** Start Source records **

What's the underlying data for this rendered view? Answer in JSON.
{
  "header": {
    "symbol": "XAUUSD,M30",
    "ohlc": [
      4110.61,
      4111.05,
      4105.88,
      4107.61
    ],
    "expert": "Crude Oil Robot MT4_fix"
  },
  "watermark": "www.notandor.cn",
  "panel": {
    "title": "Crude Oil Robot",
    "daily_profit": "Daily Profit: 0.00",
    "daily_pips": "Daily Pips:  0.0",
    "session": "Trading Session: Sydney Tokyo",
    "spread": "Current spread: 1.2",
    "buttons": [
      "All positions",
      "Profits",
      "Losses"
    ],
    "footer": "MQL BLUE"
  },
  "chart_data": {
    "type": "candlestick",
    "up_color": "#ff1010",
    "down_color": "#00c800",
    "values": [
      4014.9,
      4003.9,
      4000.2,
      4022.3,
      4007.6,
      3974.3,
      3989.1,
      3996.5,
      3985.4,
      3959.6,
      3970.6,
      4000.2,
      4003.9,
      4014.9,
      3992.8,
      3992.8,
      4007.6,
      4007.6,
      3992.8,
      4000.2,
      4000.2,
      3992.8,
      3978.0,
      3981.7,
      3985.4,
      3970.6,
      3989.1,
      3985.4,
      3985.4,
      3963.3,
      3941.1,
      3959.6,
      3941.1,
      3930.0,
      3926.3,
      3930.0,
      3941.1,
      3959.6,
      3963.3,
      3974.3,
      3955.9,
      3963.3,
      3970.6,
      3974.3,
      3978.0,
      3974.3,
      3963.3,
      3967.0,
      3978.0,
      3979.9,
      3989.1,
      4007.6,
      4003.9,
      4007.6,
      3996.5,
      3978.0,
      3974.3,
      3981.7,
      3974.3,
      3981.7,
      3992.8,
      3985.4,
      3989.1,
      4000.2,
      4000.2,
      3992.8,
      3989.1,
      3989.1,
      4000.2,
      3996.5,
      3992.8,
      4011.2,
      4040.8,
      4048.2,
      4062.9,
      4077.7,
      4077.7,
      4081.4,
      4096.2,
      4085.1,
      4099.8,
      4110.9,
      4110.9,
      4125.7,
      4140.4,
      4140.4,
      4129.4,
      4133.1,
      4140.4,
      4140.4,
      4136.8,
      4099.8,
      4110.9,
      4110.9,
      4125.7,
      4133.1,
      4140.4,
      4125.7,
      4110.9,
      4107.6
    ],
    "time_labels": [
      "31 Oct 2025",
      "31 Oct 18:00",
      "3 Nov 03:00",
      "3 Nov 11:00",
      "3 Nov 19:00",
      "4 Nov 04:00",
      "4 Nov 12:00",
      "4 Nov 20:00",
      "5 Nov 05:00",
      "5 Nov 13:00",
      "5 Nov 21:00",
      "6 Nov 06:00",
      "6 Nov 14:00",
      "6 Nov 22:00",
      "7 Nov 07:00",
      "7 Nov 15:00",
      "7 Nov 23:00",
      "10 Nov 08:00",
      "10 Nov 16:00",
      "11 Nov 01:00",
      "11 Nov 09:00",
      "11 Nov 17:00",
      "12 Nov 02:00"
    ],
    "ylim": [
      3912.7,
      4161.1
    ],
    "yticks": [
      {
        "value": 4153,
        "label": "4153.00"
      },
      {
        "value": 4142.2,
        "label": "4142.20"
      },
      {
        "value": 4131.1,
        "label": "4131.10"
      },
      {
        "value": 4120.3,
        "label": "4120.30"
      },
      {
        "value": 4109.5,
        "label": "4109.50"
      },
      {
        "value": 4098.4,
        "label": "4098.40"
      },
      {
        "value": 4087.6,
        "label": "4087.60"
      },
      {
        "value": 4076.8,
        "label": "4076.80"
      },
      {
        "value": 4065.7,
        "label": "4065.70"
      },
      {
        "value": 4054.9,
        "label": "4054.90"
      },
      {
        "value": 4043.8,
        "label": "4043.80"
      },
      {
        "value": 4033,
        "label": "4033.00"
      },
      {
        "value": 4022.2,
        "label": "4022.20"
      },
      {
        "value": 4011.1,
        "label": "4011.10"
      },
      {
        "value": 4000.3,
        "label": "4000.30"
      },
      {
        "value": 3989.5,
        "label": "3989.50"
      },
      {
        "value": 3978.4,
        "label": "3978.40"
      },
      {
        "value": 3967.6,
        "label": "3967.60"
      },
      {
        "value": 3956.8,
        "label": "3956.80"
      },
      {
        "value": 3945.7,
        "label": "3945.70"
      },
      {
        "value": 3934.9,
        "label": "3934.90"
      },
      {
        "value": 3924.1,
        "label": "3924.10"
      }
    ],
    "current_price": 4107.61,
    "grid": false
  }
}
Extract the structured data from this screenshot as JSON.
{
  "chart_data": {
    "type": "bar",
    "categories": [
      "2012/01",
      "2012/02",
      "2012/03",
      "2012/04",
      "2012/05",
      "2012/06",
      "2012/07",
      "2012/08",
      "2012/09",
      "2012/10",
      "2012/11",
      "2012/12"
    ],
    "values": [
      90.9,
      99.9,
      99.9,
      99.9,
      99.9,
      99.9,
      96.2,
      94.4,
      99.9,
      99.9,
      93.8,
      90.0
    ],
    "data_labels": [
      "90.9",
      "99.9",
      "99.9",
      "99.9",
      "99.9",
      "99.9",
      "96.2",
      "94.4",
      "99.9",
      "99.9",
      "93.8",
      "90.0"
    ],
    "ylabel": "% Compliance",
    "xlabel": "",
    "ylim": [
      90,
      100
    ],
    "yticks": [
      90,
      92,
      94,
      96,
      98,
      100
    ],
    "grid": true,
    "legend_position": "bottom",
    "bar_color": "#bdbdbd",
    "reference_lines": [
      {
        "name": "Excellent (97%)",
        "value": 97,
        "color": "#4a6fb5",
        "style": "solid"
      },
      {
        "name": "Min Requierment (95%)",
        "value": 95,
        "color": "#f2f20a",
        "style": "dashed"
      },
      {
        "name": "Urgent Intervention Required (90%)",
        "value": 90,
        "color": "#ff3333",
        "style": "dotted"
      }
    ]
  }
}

** End Source records **

Collect each line containing the string "this".

▶ Result of the task:
What's the underlying data for this rendered view? Answer in JSON.
Extract the structured data from this screenshot as JSON.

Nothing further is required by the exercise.